#### [YOUR TASK]
Repeat every entry word for word, but leave the images out of your copy.

#### [DATA EXTRACT]
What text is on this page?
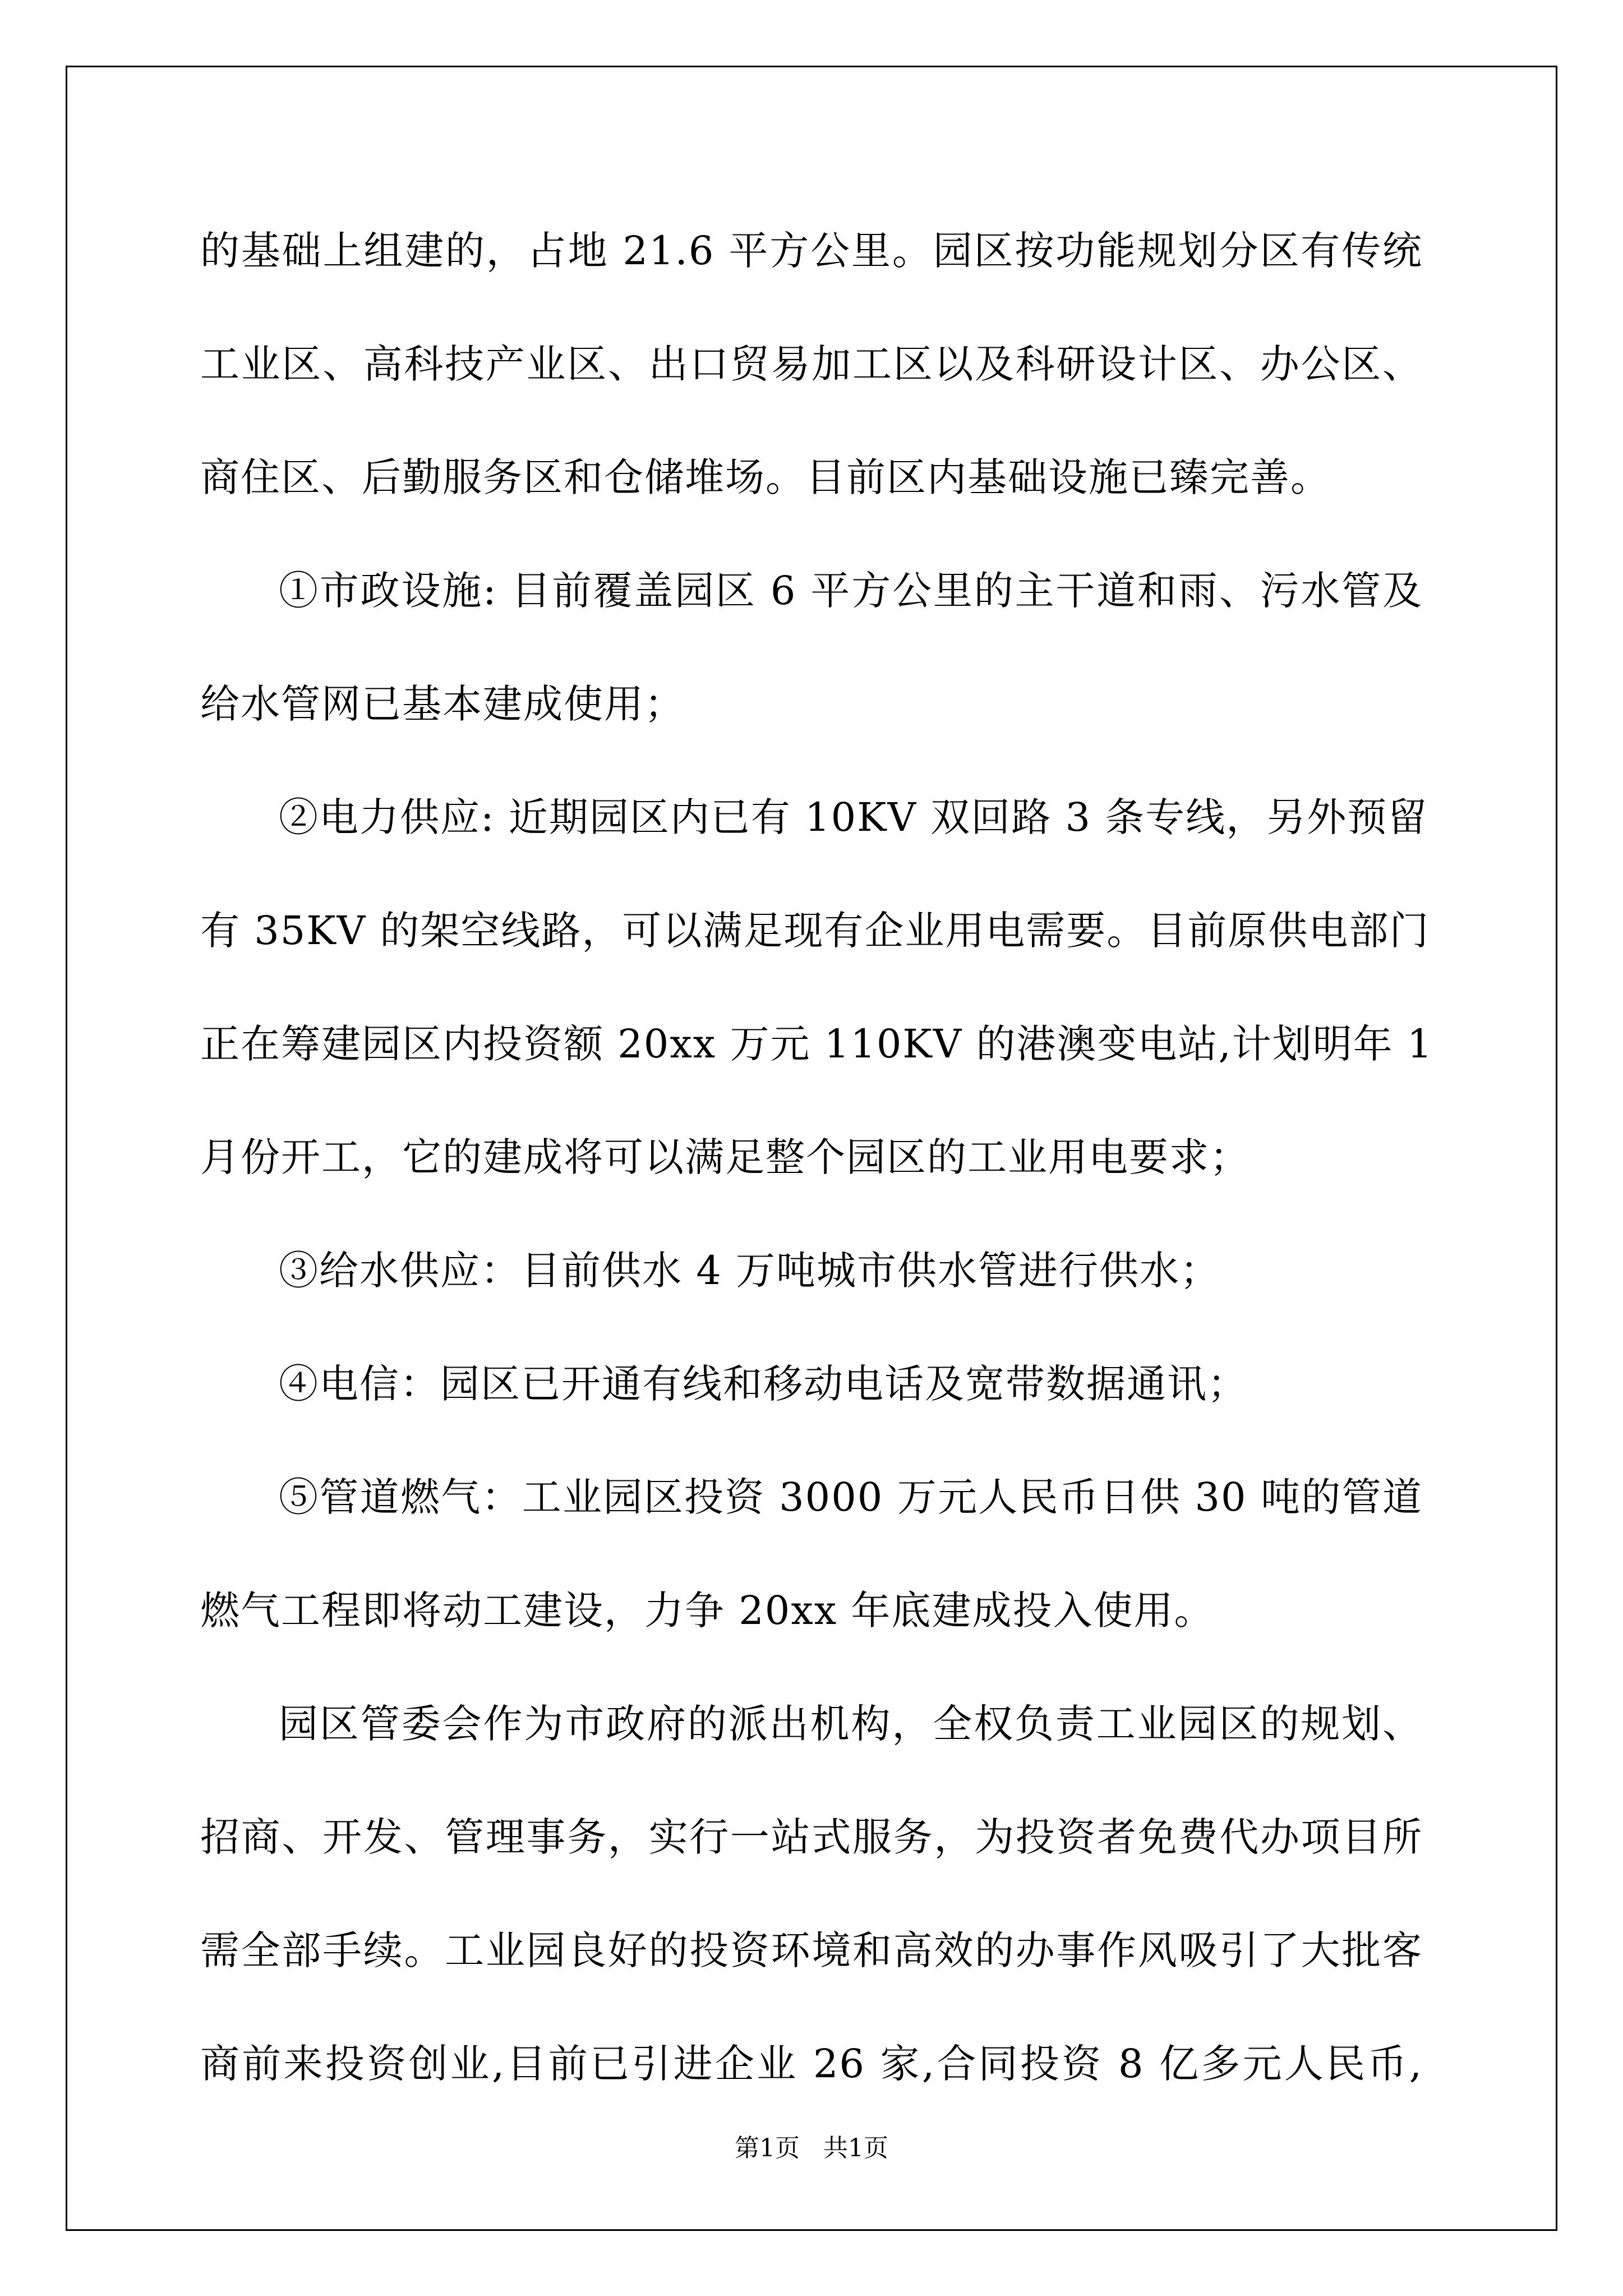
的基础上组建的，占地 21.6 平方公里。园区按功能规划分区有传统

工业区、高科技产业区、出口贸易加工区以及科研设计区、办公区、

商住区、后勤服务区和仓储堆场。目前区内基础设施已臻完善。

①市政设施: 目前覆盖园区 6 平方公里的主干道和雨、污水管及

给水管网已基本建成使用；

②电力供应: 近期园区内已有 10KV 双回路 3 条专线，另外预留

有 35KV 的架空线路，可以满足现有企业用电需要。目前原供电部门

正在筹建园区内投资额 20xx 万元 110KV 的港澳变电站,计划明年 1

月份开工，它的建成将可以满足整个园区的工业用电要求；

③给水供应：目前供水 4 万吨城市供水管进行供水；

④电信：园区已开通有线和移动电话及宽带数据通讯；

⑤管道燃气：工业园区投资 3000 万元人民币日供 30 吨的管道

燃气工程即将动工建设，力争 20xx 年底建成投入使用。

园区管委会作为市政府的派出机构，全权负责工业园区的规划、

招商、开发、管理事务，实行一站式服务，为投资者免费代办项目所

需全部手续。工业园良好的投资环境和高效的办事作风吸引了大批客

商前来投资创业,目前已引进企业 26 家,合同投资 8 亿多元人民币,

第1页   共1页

#### [TASK SOLUTION]
What text is on this page?
的基础上组建的，占地 21.6 平方公里。园区按功能规划分区有传统

工业区、高科技产业区、出口贸易加工区以及科研设计区、办公区、

商住区、后勤服务区和仓储堆场。目前区内基础设施已臻完善。

①市政设施: 目前覆盖园区 6 平方公里的主干道和雨、污水管及

给水管网已基本建成使用；

②电力供应: 近期园区内已有 10KV 双回路 3 条专线，另外预留

有 35KV 的架空线路，可以满足现有企业用电需要。目前原供电部门

正在筹建园区内投资额 20xx 万元 110KV 的港澳变电站,计划明年 1

月份开工，它的建成将可以满足整个园区的工业用电要求；

③给水供应：目前供水 4 万吨城市供水管进行供水；

④电信：园区已开通有线和移动电话及宽带数据通讯；

⑤管道燃气：工业园区投资 3000 万元人民币日供 30 吨的管道

燃气工程即将动工建设，力争 20xx 年底建成投入使用。

园区管委会作为市政府的派出机构，全权负责工业园区的规划、

招商、开发、管理事务，实行一站式服务，为投资者免费代办项目所

需全部手续。工业园良好的投资环境和高效的办事作风吸引了大批客

商前来投资创业,目前已引进企业 26 家,合同投资 8 亿多元人民币,

第1页   共1页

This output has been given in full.